◆ Task directions
Below are the records; locate each line with the word "Diluent" and copy it.

[Data items]

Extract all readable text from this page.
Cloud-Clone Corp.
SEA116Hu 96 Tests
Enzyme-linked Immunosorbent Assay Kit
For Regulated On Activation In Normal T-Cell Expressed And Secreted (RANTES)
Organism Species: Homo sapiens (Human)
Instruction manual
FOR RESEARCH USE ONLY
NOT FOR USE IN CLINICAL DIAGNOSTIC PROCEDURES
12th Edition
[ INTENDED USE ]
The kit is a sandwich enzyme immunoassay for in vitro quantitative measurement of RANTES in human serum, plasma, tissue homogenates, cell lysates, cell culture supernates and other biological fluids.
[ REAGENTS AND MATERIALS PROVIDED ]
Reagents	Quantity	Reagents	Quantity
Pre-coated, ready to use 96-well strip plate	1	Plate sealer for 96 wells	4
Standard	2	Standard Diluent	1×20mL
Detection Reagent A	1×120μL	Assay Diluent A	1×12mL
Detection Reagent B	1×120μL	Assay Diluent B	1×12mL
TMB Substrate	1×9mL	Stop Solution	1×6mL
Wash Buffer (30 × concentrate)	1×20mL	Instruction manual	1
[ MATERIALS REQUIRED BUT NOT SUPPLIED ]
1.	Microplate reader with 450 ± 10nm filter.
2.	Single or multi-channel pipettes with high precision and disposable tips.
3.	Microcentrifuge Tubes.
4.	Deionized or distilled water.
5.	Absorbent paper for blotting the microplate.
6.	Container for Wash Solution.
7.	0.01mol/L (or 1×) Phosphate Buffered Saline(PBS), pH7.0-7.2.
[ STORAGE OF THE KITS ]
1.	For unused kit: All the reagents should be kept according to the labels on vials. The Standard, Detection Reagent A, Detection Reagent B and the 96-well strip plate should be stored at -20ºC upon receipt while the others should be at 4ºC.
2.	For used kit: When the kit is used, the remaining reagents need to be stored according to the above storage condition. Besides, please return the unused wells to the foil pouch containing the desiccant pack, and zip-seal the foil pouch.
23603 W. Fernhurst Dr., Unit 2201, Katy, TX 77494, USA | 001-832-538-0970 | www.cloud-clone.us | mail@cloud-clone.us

◆ Task result
Standard	2	Standard Diluent	1×20mL
Detection Reagent A	1×120μL	Assay Diluent A	1×12mL
Detection Reagent B	1×120μL	Assay Diluent B	1×12mL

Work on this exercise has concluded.